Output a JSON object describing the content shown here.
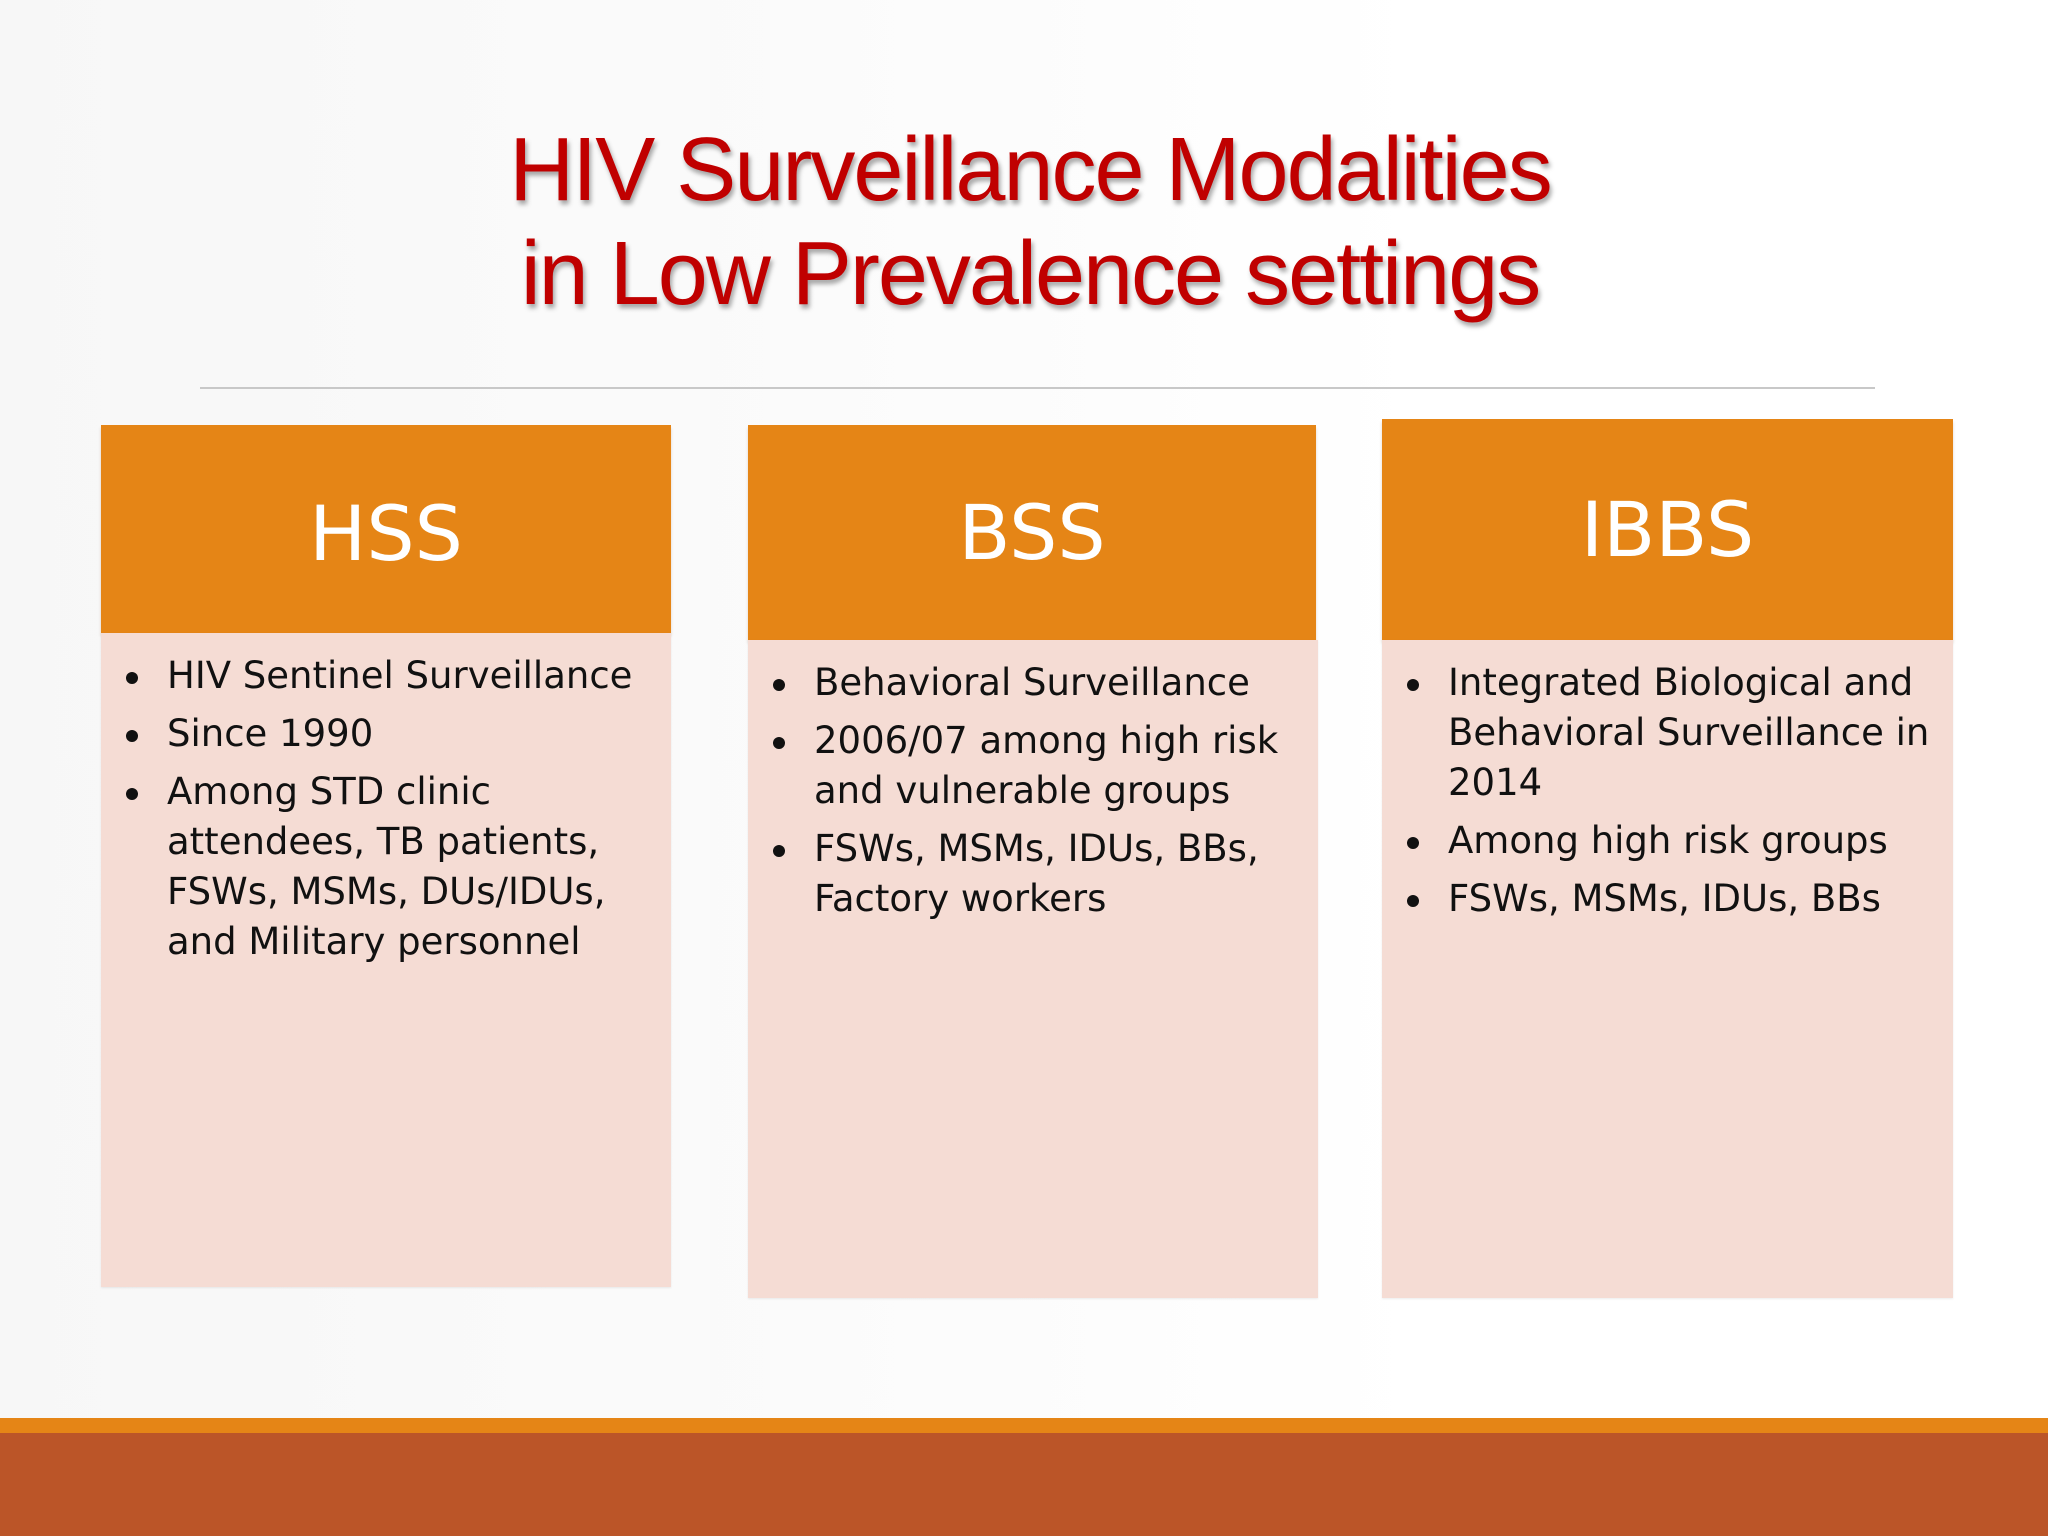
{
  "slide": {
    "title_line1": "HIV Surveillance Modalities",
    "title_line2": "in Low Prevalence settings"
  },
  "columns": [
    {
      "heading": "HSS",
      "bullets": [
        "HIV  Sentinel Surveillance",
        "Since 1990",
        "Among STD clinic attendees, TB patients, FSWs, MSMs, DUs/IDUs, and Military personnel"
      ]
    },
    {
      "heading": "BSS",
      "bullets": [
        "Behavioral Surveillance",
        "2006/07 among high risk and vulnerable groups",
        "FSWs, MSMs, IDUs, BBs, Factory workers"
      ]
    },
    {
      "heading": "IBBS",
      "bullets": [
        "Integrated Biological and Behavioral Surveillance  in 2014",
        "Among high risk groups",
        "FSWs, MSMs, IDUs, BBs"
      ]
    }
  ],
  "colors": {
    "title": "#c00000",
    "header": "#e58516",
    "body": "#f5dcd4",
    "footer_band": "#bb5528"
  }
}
....
Exercise goal >> Word for word, quote the full listing, omitting every picture.

Output below >>
Output a JSON object describing the content shown here.
{
  "slide": {
    "title_line1": "HIV Surveillance Modalities",
    "title_line2": "in Low Prevalence settings"
  },
  "columns": [
    {
      "heading": "HSS",
      "bullets": [
        "HIV  Sentinel Surveillance",
        "Since 1990",
        "Among STD clinic attendees, TB patients, FSWs, MSMs, DUs/IDUs, and Military personnel"
      ]
    },
    {
      "heading": "BSS",
      "bullets": [
        "Behavioral Surveillance",
        "2006/07 among high risk and vulnerable groups",
        "FSWs, MSMs, IDUs, BBs, Factory workers"
      ]
    },
    {
      "heading": "IBBS",
      "bullets": [
        "Integrated Biological and Behavioral Surveillance  in 2014",
        "Among high risk groups",
        "FSWs, MSMs, IDUs, BBs"
      ]
    }
  ],
  "colors": {
    "title": "#c00000",
    "header": "#e58516",
    "body": "#f5dcd4",
    "footer_band": "#bb5528"
  }
}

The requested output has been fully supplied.